■ Written request:
Find the word "placeholder" in the data. Return every line where it appears.

Start of Data entries

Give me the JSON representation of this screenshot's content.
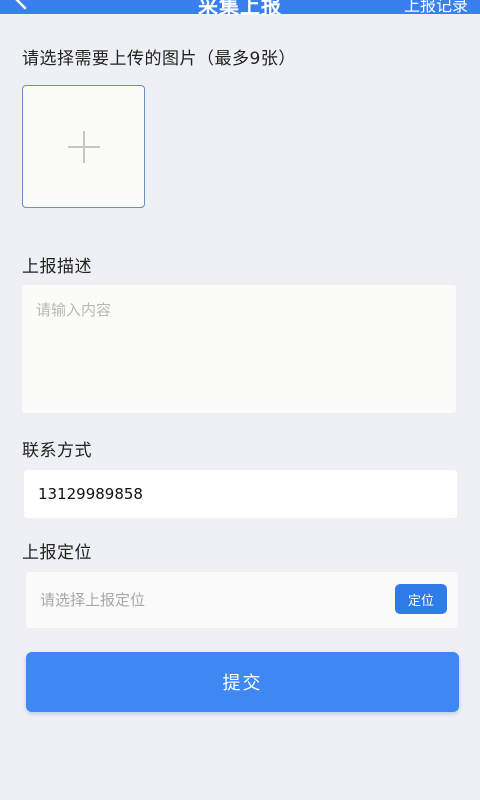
{
  "header": {
    "title": "采集上报",
    "records_label": "上报记录",
    "background_color": "#3a7ff0",
    "back_icon": "chevron-left-icon"
  },
  "upload": {
    "label": "请选择需要上传的图片（最多9张）",
    "add_icon": "plus-icon"
  },
  "description": {
    "label": "上报描述",
    "placeholder": "请输入内容",
    "value": ""
  },
  "contact": {
    "label": "联系方式",
    "value": "13129989858"
  },
  "location": {
    "label": "上报定位",
    "placeholder": "请选择上报定位",
    "locate_label": "定位"
  },
  "submit": {
    "label": "提交",
    "color": "#3d88f2"
  }
}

End of Data entries

■ Expected output:
    "placeholder": "请输入内容",
    "placeholder": "请选择上报定位",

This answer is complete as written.